##### Recorded information
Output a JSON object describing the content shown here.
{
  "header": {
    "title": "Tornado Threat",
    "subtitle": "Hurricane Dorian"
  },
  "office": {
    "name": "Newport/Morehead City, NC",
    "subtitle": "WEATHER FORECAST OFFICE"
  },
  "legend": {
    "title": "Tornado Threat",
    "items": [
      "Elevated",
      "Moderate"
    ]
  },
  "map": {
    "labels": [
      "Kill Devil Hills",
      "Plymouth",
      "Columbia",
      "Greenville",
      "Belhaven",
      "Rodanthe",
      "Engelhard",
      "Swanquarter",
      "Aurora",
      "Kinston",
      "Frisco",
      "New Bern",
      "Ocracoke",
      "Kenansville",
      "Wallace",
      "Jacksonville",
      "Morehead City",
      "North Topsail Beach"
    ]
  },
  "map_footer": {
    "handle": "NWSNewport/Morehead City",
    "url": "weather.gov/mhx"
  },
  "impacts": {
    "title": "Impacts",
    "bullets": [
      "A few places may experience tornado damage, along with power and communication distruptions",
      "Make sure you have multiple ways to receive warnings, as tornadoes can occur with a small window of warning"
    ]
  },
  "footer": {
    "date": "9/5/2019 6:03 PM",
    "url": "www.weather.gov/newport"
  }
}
##########
* **Aim of the task**
Above are the records; retype them all without a single difference.

* **Completed exercise**
Output a JSON object describing the content shown here.
{
  "header": {
    "title": "Tornado Threat",
    "subtitle": "Hurricane Dorian"
  },
  "office": {
    "name": "Newport/Morehead City, NC",
    "subtitle": "WEATHER FORECAST OFFICE"
  },
  "legend": {
    "title": "Tornado Threat",
    "items": [
      "Elevated",
      "Moderate"
    ]
  },
  "map": {
    "labels": [
      "Kill Devil Hills",
      "Plymouth",
      "Columbia",
      "Greenville",
      "Belhaven",
      "Rodanthe",
      "Engelhard",
      "Swanquarter",
      "Aurora",
      "Kinston",
      "Frisco",
      "New Bern",
      "Ocracoke",
      "Kenansville",
      "Wallace",
      "Jacksonville",
      "Morehead City",
      "North Topsail Beach"
    ]
  },
  "map_footer": {
    "handle": "NWSNewport/Morehead City",
    "url": "weather.gov/mhx"
  },
  "impacts": {
    "title": "Impacts",
    "bullets": [
      "A few places may experience tornado damage, along with power and communication distruptions",
      "Make sure you have multiple ways to receive warnings, as tornadoes can occur with a small window of warning"
    ]
  },
  "footer": {
    "date": "9/5/2019 6:03 PM",
    "url": "www.weather.gov/newport"
  }
}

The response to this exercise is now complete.